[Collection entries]

========================================================================

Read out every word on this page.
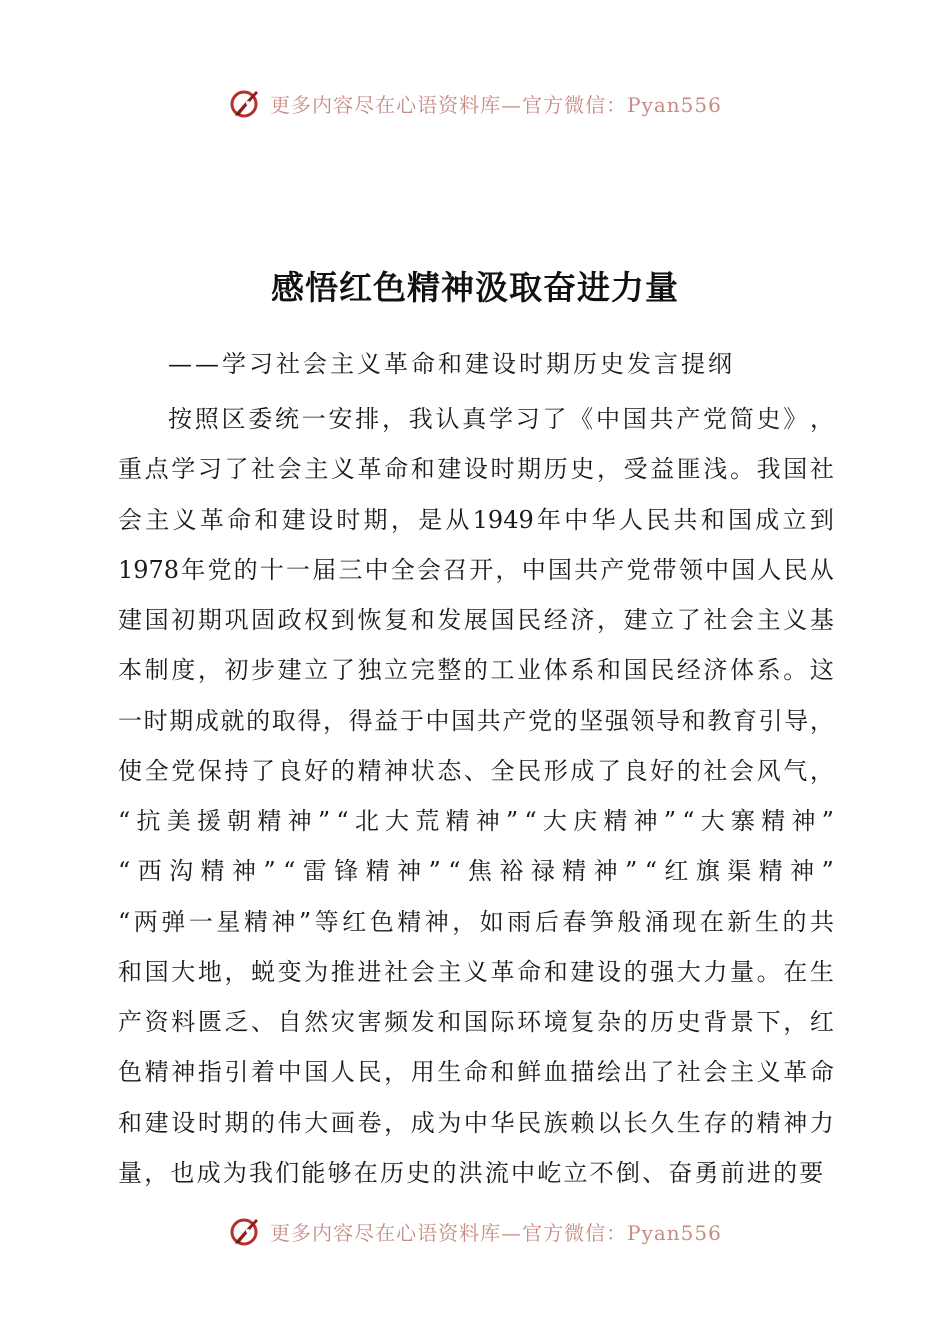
更多内容尽在心语资料库—官方微信：Pyan556
感悟红色精神汲取奋进力量
——学习社会主义革命和建设时期历史发言提纲
按 照 区 委 统 一 安 排 ， 我 认 真 学 习 了 《 中 国 共 产 党 简 史 》 ，
重 点 学 习 了 社 会 主 义 革 命 和 建 设 时 期 历 史 ， 受 益 匪 浅 。 我 国 社
会 主 义 革 命 和 建 设 时 期 ， 是 从 1949 年 中 华 人 民 共 和 国 成 立 到
1978 年 党 的 十 一 届 三 中 全 会 召 开 ， 中 国 共 产 党 带 领 中 国 人 民 从
建 国 初 期 巩 固 政 权 到 恢 复 和 发 展 国 民 经 济 ， 建 立 了 社 会 主 义 基
本 制 度 ， 初 步 建 立 了 独 立 完 整 的 工 业 体 系 和 国 民 经 济 体 系 。 这
一 时 期 成 就 的 取 得 ， 得 益 于 中 国 共 产 党 的 坚 强 领 导 和 教 育 引 导 ，
使 全 党 保 持 了 良 好 的 精 神 状 态 、 全 民 形 成 了 良 好 的 社 会 风 气 ，
“ 抗 美 援 朝 精 神 ” “ 北 大 荒 精 神 ” “ 大 庆 精 神 ” “ 大 寨 精 神 ”
“ 西 沟 精 神 ” “ 雷 锋 精 神 ” “ 焦 裕 禄 精 神 ” “ 红 旗 渠 精 神 ”
“ 两 弹 一 星 精 神 ” 等 红 色 精 神 ， 如 雨 后 春 笋 般 涌 现 在 新 生 的 共
和 国 大 地 ， 蜕 变 为 推 进 社 会 主 义 革 命 和 建 设 的 强 大 力 量 。 在 生
产 资 料 匮 乏 、 自 然 灾 害 频 发 和 国 际 环 境 复 杂 的 历 史 背 景 下 ， 红
色 精 神 指 引 着 中 国 人 民 ， 用 生 命 和 鲜 血 描 绘 出 了 社 会 主 义 革 命
和 建 设 时 期 的 伟 大 画 卷 ， 成 为 中 华 民 族 赖 以 长 久 生 存 的 精 神 力
量 ， 也 成 为 我 们 能 够 在 历 史 的 洪 流 中 屹 立 不 倒 、 奋 勇 前 进 的 要
更多内容尽在心语资料库—官方微信：Pyan556
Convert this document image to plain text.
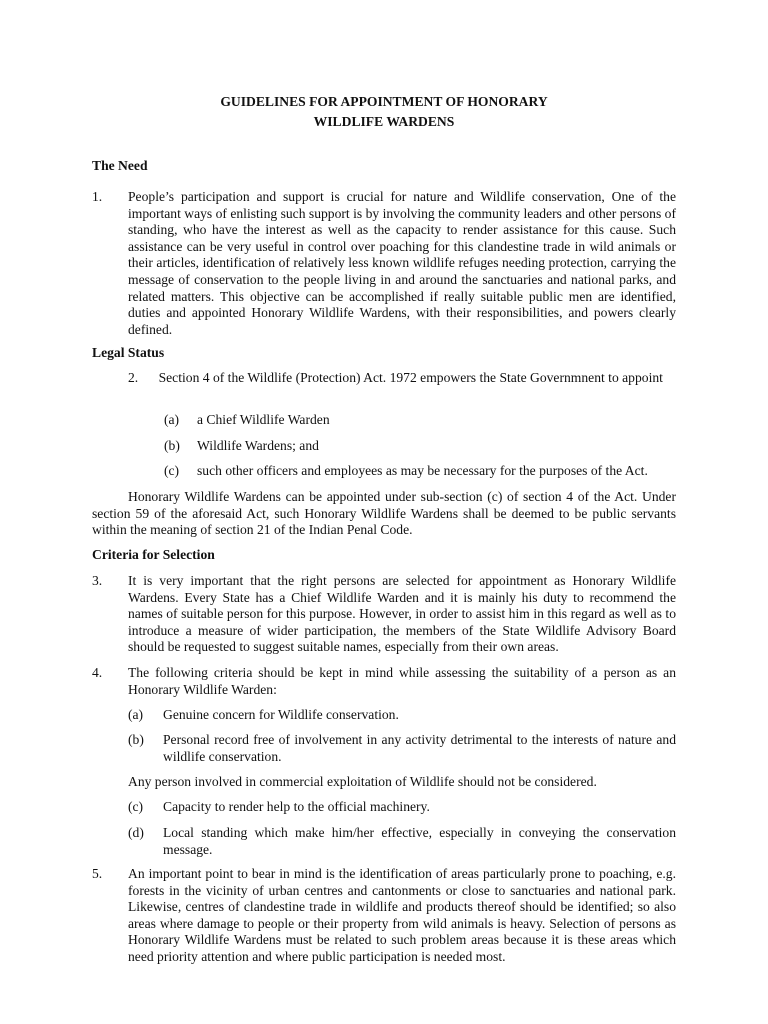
GUIDELINES FOR APPOINTMENT OF HONORARY
WILDLIFE WARDENS
The Need
1. People’s participation and support is crucial for nature and Wildlife conservation, One of the important ways of enlisting such support is by involving the community leaders and other persons of standing, who have the interest as well as the capacity to render assistance for this cause. Such assistance can be very useful in control over poaching for this clandestine trade in wild animals or their articles, identification of relatively less known wildlife refuges needing protection, carrying the message of conservation to the people living in and around the sanctuaries and national parks, and related matters. This objective can be accomplished if really suitable public men are identified, duties and appointed Honorary Wildlife Wardens, with their responsibilities, and powers clearly defined.
Legal Status
2.      Section 4 of the Wildlife (Protection) Act. 1972 empowers the State Governmnent to appoint
(a) a Chief Wildlife Warden
(b) Wildlife Wardens; and
(c) such other officers and employees as may be necessary for the purposes of the Act.
Honorary Wildlife Wardens can be appointed under sub-section (c) of section 4 of the Act. Under section 59 of the aforesaid Act, such Honorary Wildlife Wardens shall be deemed to be public servants within the meaning of section 21 of the Indian Penal Code.
Criteria for Selection
3. It is very important that the right persons are selected for appointment as Honorary Wildlife Wardens. Every State has a Chief Wildlife Warden and it is mainly his duty to recommend the names of suitable person for this purpose. However, in order to assist him in this regard as well as to introduce a measure of wider participation, the members of the State Wildlife Advisory Board should be requested to suggest suitable names, especially from their own areas.
4. The following criteria should be kept in mind while assessing the suitability of a person as an Honorary Wildlife Warden:
(a) Genuine concern for Wildlife conservation.
(b) Personal record free of involvement in any activity detrimental to the interests of nature and wildlife conservation.
Any person involved in commercial exploitation of Wildlife should not be considered.
(c) Capacity to render help to the official machinery.
(d) Local standing which make him/her effective, especially in conveying the conservation message.
5. An important point to bear in mind is the identification of areas particularly prone to poaching, e.g. forests in the vicinity of urban centres and cantonments or close to sanctuaries and national park. Likewise, centres of clandestine trade in wildlife and products thereof should be identified; so also areas where damage to people or their property from wild animals is heavy. Selection of persons as Honorary Wildlife Wardens must be related to such problem areas because it is these areas which need priority attention and where public participation is needed most.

========================================================================

*What to work on*. Select all lines with the word "Chief" from the entries above.

*Final result*.
(a) a Chief Wildlife Warden
3. It is very important that the right persons are selected for appointment as Honorary Wildlife Wardens. Every State has a Chief Wildlife Warden and it is mainly his duty to recommend the names of suitable person for this purpose. However, in order to assist him in this regard as well as to introduce a measure of wider participation, the members of the State Wildlife Advisory Board should be requested to suggest suitable names, especially from their own areas.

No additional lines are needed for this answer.